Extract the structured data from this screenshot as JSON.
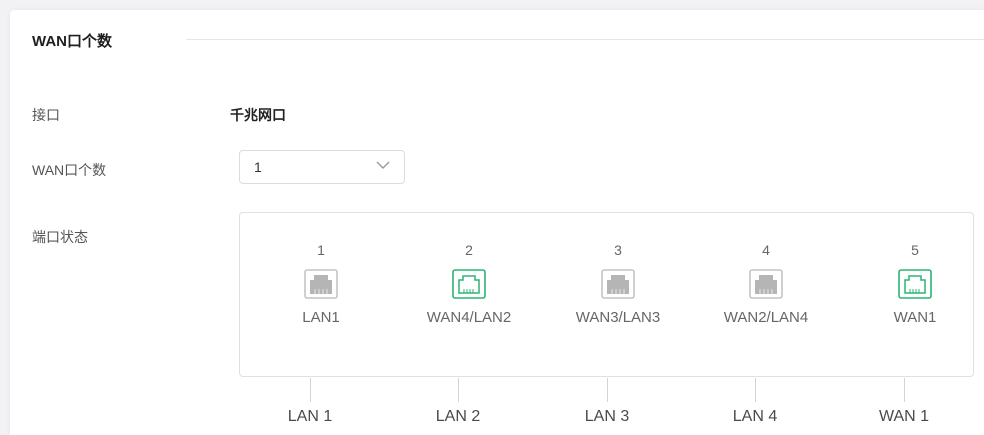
{
  "section": {
    "title": "WAN口个数"
  },
  "fields": {
    "interface_label": "接口",
    "interface_value": "千兆网口",
    "wan_count_label": "WAN口个数",
    "wan_count_value": "1",
    "port_status_label": "端口状态"
  },
  "ports": [
    {
      "num": "1",
      "label": "LAN1",
      "state": "inactive",
      "icon": "ethernet-port-icon"
    },
    {
      "num": "2",
      "label": "WAN4/LAN2",
      "state": "active",
      "icon": "ethernet-port-icon"
    },
    {
      "num": "3",
      "label": "WAN3/LAN3",
      "state": "inactive",
      "icon": "ethernet-port-icon"
    },
    {
      "num": "4",
      "label": "WAN2/LAN4",
      "state": "inactive",
      "icon": "ethernet-port-icon"
    },
    {
      "num": "5",
      "label": "WAN1",
      "state": "active",
      "icon": "ethernet-port-icon"
    }
  ],
  "physical_labels": [
    "LAN 1",
    "LAN 2",
    "LAN 3",
    "LAN 4",
    "WAN 1"
  ],
  "colors": {
    "active_port": "#2bb673",
    "inactive_port": "#c4c4c4"
  }
}
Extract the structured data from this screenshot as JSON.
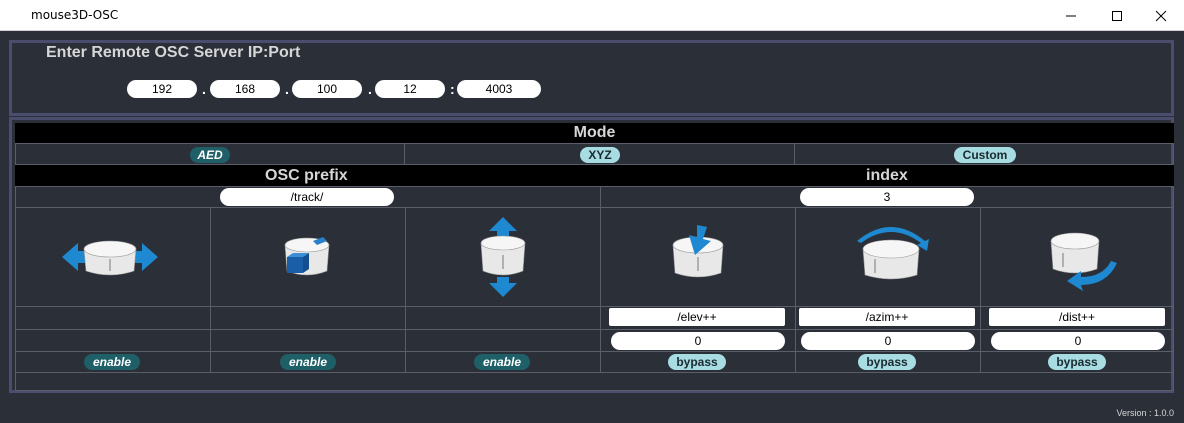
{
  "window": {
    "title": "mouse3D-OSC",
    "controls": [
      "minimize-icon",
      "maximize-icon",
      "close-icon"
    ]
  },
  "ip": {
    "heading": "Enter Remote OSC Server IP:Port",
    "octets": [
      "192",
      "168",
      "100",
      "12"
    ],
    "dot": ".",
    "colon": ":",
    "port": "4003"
  },
  "mode": {
    "label": "Mode",
    "options": [
      {
        "label": "AED",
        "selected": true
      },
      {
        "label": "XYZ",
        "selected": false
      },
      {
        "label": "Custom",
        "selected": false
      }
    ]
  },
  "prefix": {
    "label": "OSC prefix",
    "value": "/track/"
  },
  "index": {
    "label": "index",
    "value": "3"
  },
  "axes": [
    {
      "icon": "pan-x-icon",
      "address": "",
      "value": "",
      "toggle": "enable"
    },
    {
      "icon": "pan-y-icon",
      "address": "",
      "value": "",
      "toggle": "enable"
    },
    {
      "icon": "pan-z-icon",
      "address": "",
      "value": "",
      "toggle": "enable"
    },
    {
      "icon": "tilt-icon",
      "address": "/elev++",
      "value": "0",
      "toggle": "bypass"
    },
    {
      "icon": "rotate-icon",
      "address": "/azim++",
      "value": "0",
      "toggle": "bypass"
    },
    {
      "icon": "roll-icon",
      "address": "/dist++",
      "value": "0",
      "toggle": "bypass"
    }
  ],
  "colors": {
    "background": "#2b2f38",
    "panel_border": "#4a4d6d",
    "pill_dark": "#1f5f68",
    "pill_light": "#a7dce3",
    "arrow_blue": "#1e88d0"
  },
  "version": "Version : 1.0.0"
}
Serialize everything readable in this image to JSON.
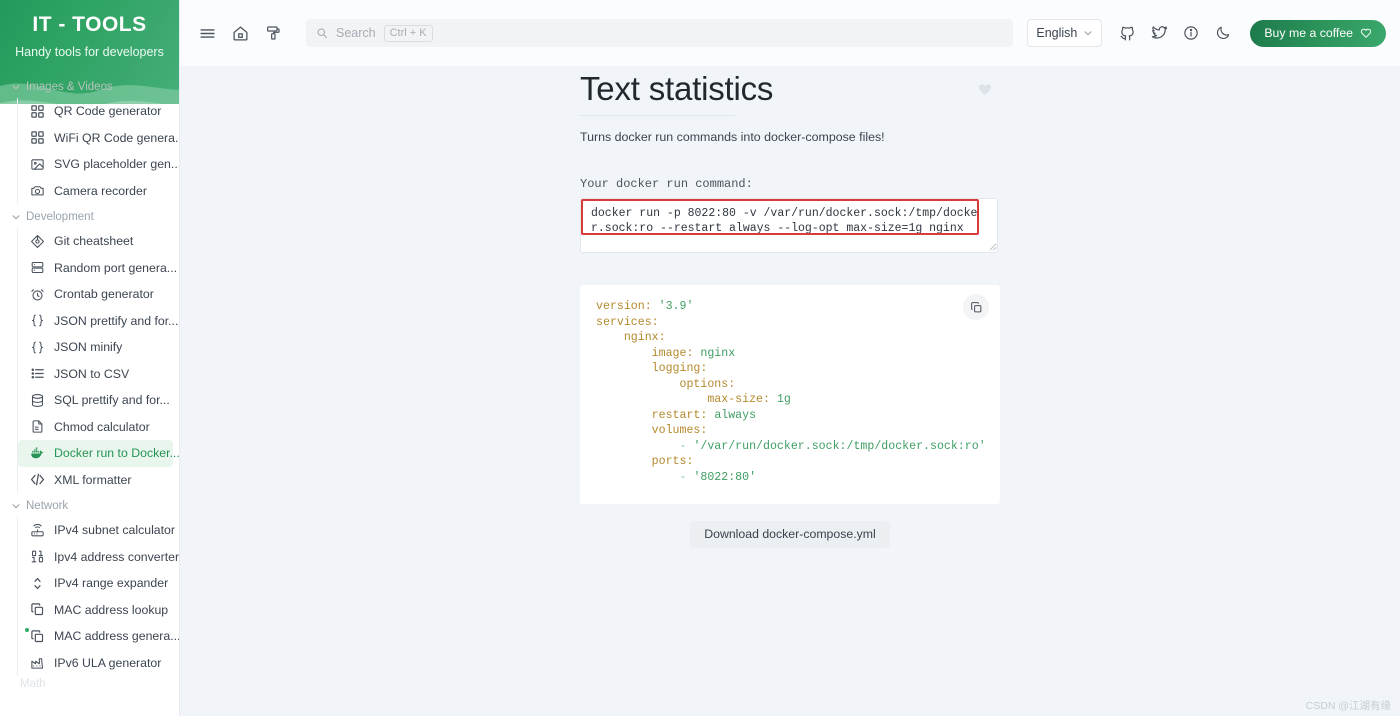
{
  "sidebar": {
    "brand_title": "IT - TOOLS",
    "brand_subtitle": "Handy tools for developers",
    "partial_group_label": "Math",
    "groups": [
      {
        "label": "Images & Videos",
        "items": [
          {
            "label": "QR Code generator",
            "icon": "qr-code-icon",
            "active": false,
            "new": false
          },
          {
            "label": "WiFi QR Code genera...",
            "icon": "qr-code-icon",
            "active": false,
            "new": false
          },
          {
            "label": "SVG placeholder gen...",
            "icon": "image-icon",
            "active": false,
            "new": false
          },
          {
            "label": "Camera recorder",
            "icon": "camera-icon",
            "active": false,
            "new": false
          }
        ]
      },
      {
        "label": "Development",
        "items": [
          {
            "label": "Git cheatsheet",
            "icon": "git-icon",
            "active": false,
            "new": false
          },
          {
            "label": "Random port genera...",
            "icon": "server-icon",
            "active": false,
            "new": false
          },
          {
            "label": "Crontab generator",
            "icon": "alarm-icon",
            "active": false,
            "new": false
          },
          {
            "label": "JSON prettify and for...",
            "icon": "braces-icon",
            "active": false,
            "new": false
          },
          {
            "label": "JSON minify",
            "icon": "braces-icon",
            "active": false,
            "new": false
          },
          {
            "label": "JSON to CSV",
            "icon": "list-icon",
            "active": false,
            "new": false
          },
          {
            "label": "SQL prettify and for...",
            "icon": "database-icon",
            "active": false,
            "new": false
          },
          {
            "label": "Chmod calculator",
            "icon": "file-icon",
            "active": false,
            "new": false
          },
          {
            "label": "Docker run to Docker...",
            "icon": "docker-icon",
            "active": true,
            "new": false
          },
          {
            "label": "XML formatter",
            "icon": "code-icon",
            "active": false,
            "new": false
          }
        ]
      },
      {
        "label": "Network",
        "items": [
          {
            "label": "IPv4 subnet calculator",
            "icon": "router-icon",
            "active": false,
            "new": false
          },
          {
            "label": "Ipv4 address converter",
            "icon": "binary-icon",
            "active": false,
            "new": false
          },
          {
            "label": "IPv4 range expander",
            "icon": "expand-icon",
            "active": false,
            "new": false
          },
          {
            "label": "MAC address lookup",
            "icon": "copy-icon",
            "active": false,
            "new": false
          },
          {
            "label": "MAC address genera...",
            "icon": "copy-icon",
            "active": false,
            "new": true
          },
          {
            "label": "IPv6 ULA generator",
            "icon": "factory-icon",
            "active": false,
            "new": false
          }
        ]
      }
    ]
  },
  "topbar": {
    "menu_icon": "hamburger-icon",
    "home_icon": "home-icon",
    "theme_icon": "paint-roller-icon",
    "search": {
      "placeholder": "Search",
      "shortcut": "Ctrl + K",
      "icon": "search-icon"
    },
    "language": {
      "value": "English",
      "chevron": "chevron-down-icon"
    },
    "icons": [
      {
        "name": "github-icon"
      },
      {
        "name": "twitter-icon"
      },
      {
        "name": "info-icon"
      },
      {
        "name": "moon-icon"
      }
    ],
    "coffee_button": {
      "label": "Buy me a coffee",
      "icon": "heart-icon"
    }
  },
  "main": {
    "title": "Text statistics",
    "favorite_icon": "heart-icon",
    "description": "Turns docker run commands into docker-compose files!",
    "input_label": "Your docker run command:",
    "command_value": "docker run -p 8022:80 -v /var/run/docker.sock:/tmp/docker.sock:ro --restart always --log-opt max-size=1g nginx",
    "copy_icon": "copy-icon",
    "yaml_lines": [
      {
        "indent": 0,
        "key": "version:",
        "value": "'3.9'",
        "dash": false
      },
      {
        "indent": 0,
        "key": "services:",
        "value": "",
        "dash": false
      },
      {
        "indent": 1,
        "key": "nginx:",
        "value": "",
        "dash": false
      },
      {
        "indent": 2,
        "key": "image:",
        "value": "nginx",
        "dash": false
      },
      {
        "indent": 2,
        "key": "logging:",
        "value": "",
        "dash": false
      },
      {
        "indent": 3,
        "key": "options:",
        "value": "",
        "dash": false
      },
      {
        "indent": 4,
        "key": "max-size:",
        "value": "1g",
        "dash": false
      },
      {
        "indent": 2,
        "key": "restart:",
        "value": "always",
        "dash": false
      },
      {
        "indent": 2,
        "key": "volumes:",
        "value": "",
        "dash": false
      },
      {
        "indent": 3,
        "key": "",
        "value": "'/var/run/docker.sock:/tmp/docker.sock:ro'",
        "dash": true
      },
      {
        "indent": 2,
        "key": "ports:",
        "value": "",
        "dash": false
      },
      {
        "indent": 3,
        "key": "",
        "value": "'8022:80'",
        "dash": true
      }
    ],
    "download_label": "Download docker-compose.yml"
  },
  "watermark": "CSDN @江湖有缘",
  "colors": {
    "brand_green": "#2a9159",
    "active_green": "#279455",
    "page_bg": "#f1f5f9",
    "annotation_red": "#d93b3b",
    "yaml_key": "#b5892e",
    "yaml_value": "#3f9e63"
  }
}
━━━━━━━━━━━━━━━━
§ What is needed: Every line above that contains the word "restart" should be reported.

§ Solution to the exercise:
    "command_value": "docker run -p 8022:80 -v /var/run/docker.sock:/tmp/docker.sock:ro --restart always --log-opt max-size=1g nginx",
        "key": "restart:",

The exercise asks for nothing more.